## DESCRIPTION OF THE TASK
In the material below, rename "interactable" to "clickable" everywhere it appears, and leave every other part of the lines unchanged.

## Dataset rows
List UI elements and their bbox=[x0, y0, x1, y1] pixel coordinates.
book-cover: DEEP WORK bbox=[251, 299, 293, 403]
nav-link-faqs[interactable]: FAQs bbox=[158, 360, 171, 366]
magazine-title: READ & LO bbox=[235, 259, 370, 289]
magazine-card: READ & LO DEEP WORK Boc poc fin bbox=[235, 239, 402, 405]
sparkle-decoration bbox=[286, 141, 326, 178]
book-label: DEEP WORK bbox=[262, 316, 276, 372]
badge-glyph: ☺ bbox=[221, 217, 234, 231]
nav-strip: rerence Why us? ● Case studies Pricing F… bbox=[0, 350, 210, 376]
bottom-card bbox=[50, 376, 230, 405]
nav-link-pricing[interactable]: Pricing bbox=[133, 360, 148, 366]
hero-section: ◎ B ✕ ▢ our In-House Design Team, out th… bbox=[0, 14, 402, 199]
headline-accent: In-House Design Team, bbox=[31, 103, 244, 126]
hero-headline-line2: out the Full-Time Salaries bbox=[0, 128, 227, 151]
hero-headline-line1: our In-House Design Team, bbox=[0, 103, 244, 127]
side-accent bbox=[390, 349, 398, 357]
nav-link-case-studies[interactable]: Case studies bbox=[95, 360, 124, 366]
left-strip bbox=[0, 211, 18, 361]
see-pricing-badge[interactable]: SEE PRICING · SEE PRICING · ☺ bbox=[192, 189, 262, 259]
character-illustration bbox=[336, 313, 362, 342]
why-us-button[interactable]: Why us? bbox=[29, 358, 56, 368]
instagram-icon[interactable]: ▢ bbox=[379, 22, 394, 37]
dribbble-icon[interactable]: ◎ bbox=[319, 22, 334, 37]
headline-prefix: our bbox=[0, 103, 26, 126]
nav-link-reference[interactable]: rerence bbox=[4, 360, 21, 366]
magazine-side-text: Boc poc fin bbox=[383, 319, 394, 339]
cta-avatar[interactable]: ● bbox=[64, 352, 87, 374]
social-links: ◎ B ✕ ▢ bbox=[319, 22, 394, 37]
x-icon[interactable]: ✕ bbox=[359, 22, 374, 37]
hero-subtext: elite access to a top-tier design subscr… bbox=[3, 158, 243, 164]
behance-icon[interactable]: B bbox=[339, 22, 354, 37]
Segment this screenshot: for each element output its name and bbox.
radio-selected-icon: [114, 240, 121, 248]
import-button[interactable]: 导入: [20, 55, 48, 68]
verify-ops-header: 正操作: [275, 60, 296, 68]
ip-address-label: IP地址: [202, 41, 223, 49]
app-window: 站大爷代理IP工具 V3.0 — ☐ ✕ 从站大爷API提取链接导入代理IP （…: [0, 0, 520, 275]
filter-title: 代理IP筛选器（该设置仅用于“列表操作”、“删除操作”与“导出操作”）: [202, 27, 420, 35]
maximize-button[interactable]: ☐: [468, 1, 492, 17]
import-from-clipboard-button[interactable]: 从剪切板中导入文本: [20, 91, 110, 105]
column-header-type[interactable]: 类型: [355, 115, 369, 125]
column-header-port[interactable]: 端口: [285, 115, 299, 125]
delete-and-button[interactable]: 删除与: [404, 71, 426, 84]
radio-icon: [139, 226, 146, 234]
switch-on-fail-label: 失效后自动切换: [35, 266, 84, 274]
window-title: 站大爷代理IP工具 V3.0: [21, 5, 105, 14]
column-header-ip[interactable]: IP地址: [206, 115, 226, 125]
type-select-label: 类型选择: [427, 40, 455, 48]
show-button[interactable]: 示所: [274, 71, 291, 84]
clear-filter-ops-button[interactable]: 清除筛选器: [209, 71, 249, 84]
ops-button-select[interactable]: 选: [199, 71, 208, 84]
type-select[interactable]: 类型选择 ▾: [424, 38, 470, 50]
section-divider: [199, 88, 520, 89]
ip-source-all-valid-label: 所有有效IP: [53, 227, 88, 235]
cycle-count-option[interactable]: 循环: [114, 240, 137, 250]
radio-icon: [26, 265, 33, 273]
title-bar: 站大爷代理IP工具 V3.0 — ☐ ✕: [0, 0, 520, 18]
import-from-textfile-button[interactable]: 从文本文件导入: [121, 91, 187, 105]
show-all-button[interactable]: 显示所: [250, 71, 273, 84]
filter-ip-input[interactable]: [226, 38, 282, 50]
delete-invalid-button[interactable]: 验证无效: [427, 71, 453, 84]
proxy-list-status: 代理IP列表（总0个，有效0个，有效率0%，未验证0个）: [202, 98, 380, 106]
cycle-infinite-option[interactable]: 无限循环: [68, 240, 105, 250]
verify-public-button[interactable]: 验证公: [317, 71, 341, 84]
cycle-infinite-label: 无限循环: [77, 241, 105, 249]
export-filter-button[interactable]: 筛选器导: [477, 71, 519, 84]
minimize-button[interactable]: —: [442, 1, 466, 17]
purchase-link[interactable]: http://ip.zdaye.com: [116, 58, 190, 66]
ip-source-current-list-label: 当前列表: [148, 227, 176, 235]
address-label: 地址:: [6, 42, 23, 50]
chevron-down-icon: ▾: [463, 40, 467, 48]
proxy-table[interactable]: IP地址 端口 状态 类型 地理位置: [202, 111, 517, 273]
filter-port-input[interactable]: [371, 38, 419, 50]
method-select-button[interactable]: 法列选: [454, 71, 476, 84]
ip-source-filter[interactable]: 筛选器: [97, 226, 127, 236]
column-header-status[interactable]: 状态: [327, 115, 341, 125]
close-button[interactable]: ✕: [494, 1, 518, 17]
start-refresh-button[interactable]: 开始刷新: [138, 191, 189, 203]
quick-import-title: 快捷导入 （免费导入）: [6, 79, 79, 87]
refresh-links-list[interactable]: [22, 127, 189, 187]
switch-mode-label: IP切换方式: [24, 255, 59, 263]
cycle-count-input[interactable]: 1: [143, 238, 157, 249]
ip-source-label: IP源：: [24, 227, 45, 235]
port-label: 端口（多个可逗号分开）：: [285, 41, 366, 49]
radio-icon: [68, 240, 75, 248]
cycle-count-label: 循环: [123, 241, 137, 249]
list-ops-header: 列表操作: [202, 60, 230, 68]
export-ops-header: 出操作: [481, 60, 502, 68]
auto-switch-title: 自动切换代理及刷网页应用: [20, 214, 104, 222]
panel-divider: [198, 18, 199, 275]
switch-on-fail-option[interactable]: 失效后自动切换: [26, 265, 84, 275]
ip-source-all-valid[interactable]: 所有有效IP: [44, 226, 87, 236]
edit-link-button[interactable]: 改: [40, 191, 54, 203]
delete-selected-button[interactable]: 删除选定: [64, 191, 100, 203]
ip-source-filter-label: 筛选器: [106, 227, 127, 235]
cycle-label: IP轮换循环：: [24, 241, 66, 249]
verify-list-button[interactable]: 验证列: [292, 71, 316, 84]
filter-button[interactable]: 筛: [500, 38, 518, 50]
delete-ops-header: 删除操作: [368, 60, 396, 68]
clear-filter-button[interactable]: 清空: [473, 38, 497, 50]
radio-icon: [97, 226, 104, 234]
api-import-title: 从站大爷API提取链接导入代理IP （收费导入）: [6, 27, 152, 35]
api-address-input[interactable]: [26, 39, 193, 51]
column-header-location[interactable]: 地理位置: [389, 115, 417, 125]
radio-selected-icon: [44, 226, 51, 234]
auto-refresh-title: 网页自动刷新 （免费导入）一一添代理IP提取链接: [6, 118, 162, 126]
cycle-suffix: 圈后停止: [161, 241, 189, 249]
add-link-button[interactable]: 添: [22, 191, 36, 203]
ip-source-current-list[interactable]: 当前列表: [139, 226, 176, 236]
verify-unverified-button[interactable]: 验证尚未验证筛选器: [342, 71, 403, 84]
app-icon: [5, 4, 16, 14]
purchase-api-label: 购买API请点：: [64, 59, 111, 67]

## SOLUTION FOR THIS EXERCISE
List UI elements and their bbox=[x0, y0, x1, y1] pixel coordinates.
book-cover: DEEP WORK bbox=[251, 299, 293, 403]
nav-link-faqs[clickable]: FAQs bbox=[158, 360, 171, 366]
magazine-title: READ & LO bbox=[235, 259, 370, 289]
magazine-card: READ & LO DEEP WORK Boc poc fin bbox=[235, 239, 402, 405]
sparkle-decoration bbox=[286, 141, 326, 178]
book-label: DEEP WORK bbox=[262, 316, 276, 372]
badge-glyph: ☺ bbox=[221, 217, 234, 231]
nav-strip: rerence Why us? ● Case studies Pricing F… bbox=[0, 350, 210, 376]
bottom-card bbox=[50, 376, 230, 405]
nav-link-pricing[clickable]: Pricing bbox=[133, 360, 148, 366]
hero-section: ◎ B ✕ ▢ our In-House Design Team, out th… bbox=[0, 14, 402, 199]
headline-accent: In-House Design Team, bbox=[31, 103, 244, 126]
hero-headline-line2: out the Full-Time Salaries bbox=[0, 128, 227, 151]
hero-headline-line1: our In-House Design Team, bbox=[0, 103, 244, 127]
side-accent bbox=[390, 349, 398, 357]
nav-link-case-studies[clickable]: Case studies bbox=[95, 360, 124, 366]
left-strip bbox=[0, 211, 18, 361]
see-pricing-badge[clickable]: SEE PRICING · SEE PRICING · ☺ bbox=[192, 189, 262, 259]
character-illustration bbox=[336, 313, 362, 342]
why-us-button[clickable]: Why us? bbox=[29, 358, 56, 368]
instagram-icon[clickable]: ▢ bbox=[379, 22, 394, 37]
dribbble-icon[clickable]: ◎ bbox=[319, 22, 334, 37]
headline-prefix: our bbox=[0, 103, 26, 126]
nav-link-reference[clickable]: rerence bbox=[4, 360, 21, 366]
magazine-side-text: Boc poc fin bbox=[383, 319, 394, 339]
cta-avatar[clickable]: ● bbox=[64, 352, 87, 374]
social-links: ◎ B ✕ ▢ bbox=[319, 22, 394, 37]
x-icon[clickable]: ✕ bbox=[359, 22, 374, 37]
hero-subtext: elite access to a top-tier design subscr… bbox=[3, 158, 243, 164]
behance-icon[clickable]: B bbox=[339, 22, 354, 37]
Segment this screenshot: for each element output its name and bbox.
radio-selected-icon: [114, 240, 121, 248]
import-button[clickable]: 导入: [20, 55, 48, 68]
verify-ops-header: 正操作: [275, 60, 296, 68]
ip-address-label: IP地址: [202, 41, 223, 49]
app-window: 站大爷代理IP工具 V3.0 — ☐ ✕ 从站大爷API提取链接导入代理IP （…: [0, 0, 520, 275]
filter-title: 代理IP筛选器（该设置仅用于“列表操作”、“删除操作”与“导出操作”）: [202, 27, 420, 35]
maximize-button[clickable]: ☐: [468, 1, 492, 17]
import-from-clipboard-button[clickable]: 从剪切板中导入文本: [20, 91, 110, 105]
column-header-type[clickable]: 类型: [355, 115, 369, 125]
column-header-port[clickable]: 端口: [285, 115, 299, 125]
delete-and-button[clickable]: 删除与: [404, 71, 426, 84]
radio-icon: [139, 226, 146, 234]
switch-on-fail-label: 失效后自动切换: [35, 266, 84, 274]
window-title: 站大爷代理IP工具 V3.0: [21, 5, 105, 14]
column-header-ip[clickable]: IP地址: [206, 115, 226, 125]
type-select-label: 类型选择: [427, 40, 455, 48]
show-button[clickable]: 示所: [274, 71, 291, 84]
clear-filter-ops-button[clickable]: 清除筛选器: [209, 71, 249, 84]
ops-button-select[clickable]: 选: [199, 71, 208, 84]
type-select[clickable]: 类型选择 ▾: [424, 38, 470, 50]
section-divider: [199, 88, 520, 89]
ip-source-all-valid-label: 所有有效IP: [53, 227, 88, 235]
cycle-count-option[clickable]: 循环: [114, 240, 137, 250]
radio-icon: [26, 265, 33, 273]
title-bar: 站大爷代理IP工具 V3.0 — ☐ ✕: [0, 0, 520, 18]
import-from-textfile-button[clickable]: 从文本文件导入: [121, 91, 187, 105]
show-all-button[clickable]: 显示所: [250, 71, 273, 84]
filter-ip-input[clickable]: [226, 38, 282, 50]
delete-invalid-button[clickable]: 验证无效: [427, 71, 453, 84]
proxy-list-status: 代理IP列表（总0个，有效0个，有效率0%，未验证0个）: [202, 98, 380, 106]
cycle-infinite-option[clickable]: 无限循环: [68, 240, 105, 250]
verify-public-button[clickable]: 验证公: [317, 71, 341, 84]
cycle-infinite-label: 无限循环: [77, 241, 105, 249]
export-filter-button[clickable]: 筛选器导: [477, 71, 519, 84]
minimize-button[clickable]: —: [442, 1, 466, 17]
purchase-link[clickable]: http://ip.zdaye.com: [116, 58, 190, 66]
ip-source-current-list-label: 当前列表: [148, 227, 176, 235]
address-label: 地址:: [6, 42, 23, 50]
chevron-down-icon: ▾: [463, 40, 467, 48]
proxy-table[clickable]: IP地址 端口 状态 类型 地理位置: [202, 111, 517, 273]
filter-port-input[clickable]: [371, 38, 419, 50]
method-select-button[clickable]: 法列选: [454, 71, 476, 84]
ip-source-filter[clickable]: 筛选器: [97, 226, 127, 236]
column-header-status[clickable]: 状态: [327, 115, 341, 125]
close-button[clickable]: ✕: [494, 1, 518, 17]
start-refresh-button[clickable]: 开始刷新: [138, 191, 189, 203]
quick-import-title: 快捷导入 （免费导入）: [6, 79, 79, 87]
refresh-links-list[clickable]: [22, 127, 189, 187]
switch-mode-label: IP切换方式: [24, 255, 59, 263]
cycle-count-input[clickable]: 1: [143, 238, 157, 249]
ip-source-label: IP源：: [24, 227, 45, 235]
port-label: 端口（多个可逗号分开）：: [285, 41, 366, 49]
radio-icon: [68, 240, 75, 248]
cycle-count-label: 循环: [123, 241, 137, 249]
list-ops-header: 列表操作: [202, 60, 230, 68]
export-ops-header: 出操作: [481, 60, 502, 68]
auto-switch-title: 自动切换代理及刷网页应用: [20, 214, 104, 222]
panel-divider: [198, 18, 199, 275]
switch-on-fail-option[clickable]: 失效后自动切换: [26, 265, 84, 275]
ip-source-all-valid[clickable]: 所有有效IP: [44, 226, 87, 236]
edit-link-button[clickable]: 改: [40, 191, 54, 203]
delete-selected-button[clickable]: 删除选定: [64, 191, 100, 203]
ip-source-filter-label: 筛选器: [106, 227, 127, 235]
cycle-label: IP轮换循环：: [24, 241, 66, 249]
verify-list-button[clickable]: 验证列: [292, 71, 316, 84]
filter-button[clickable]: 筛: [500, 38, 518, 50]
delete-ops-header: 删除操作: [368, 60, 396, 68]
clear-filter-button[clickable]: 清空: [473, 38, 497, 50]
radio-icon: [97, 226, 104, 234]
api-import-title: 从站大爷API提取链接导入代理IP （收费导入）: [6, 27, 152, 35]
api-address-input[clickable]: [26, 39, 193, 51]
column-header-location[clickable]: 地理位置: [389, 115, 417, 125]
radio-selected-icon: [44, 226, 51, 234]
auto-refresh-title: 网页自动刷新 （免费导入）一一添代理IP提取链接: [6, 118, 162, 126]
cycle-suffix: 圈后停止: [161, 241, 189, 249]
add-link-button[clickable]: 添: [22, 191, 36, 203]
ip-source-current-list[clickable]: 当前列表: [139, 226, 176, 236]
verify-unverified-button[clickable]: 验证尚未验证筛选器: [342, 71, 403, 84]
app-icon: [5, 4, 16, 14]
purchase-api-label: 购买API请点：: [64, 59, 111, 67]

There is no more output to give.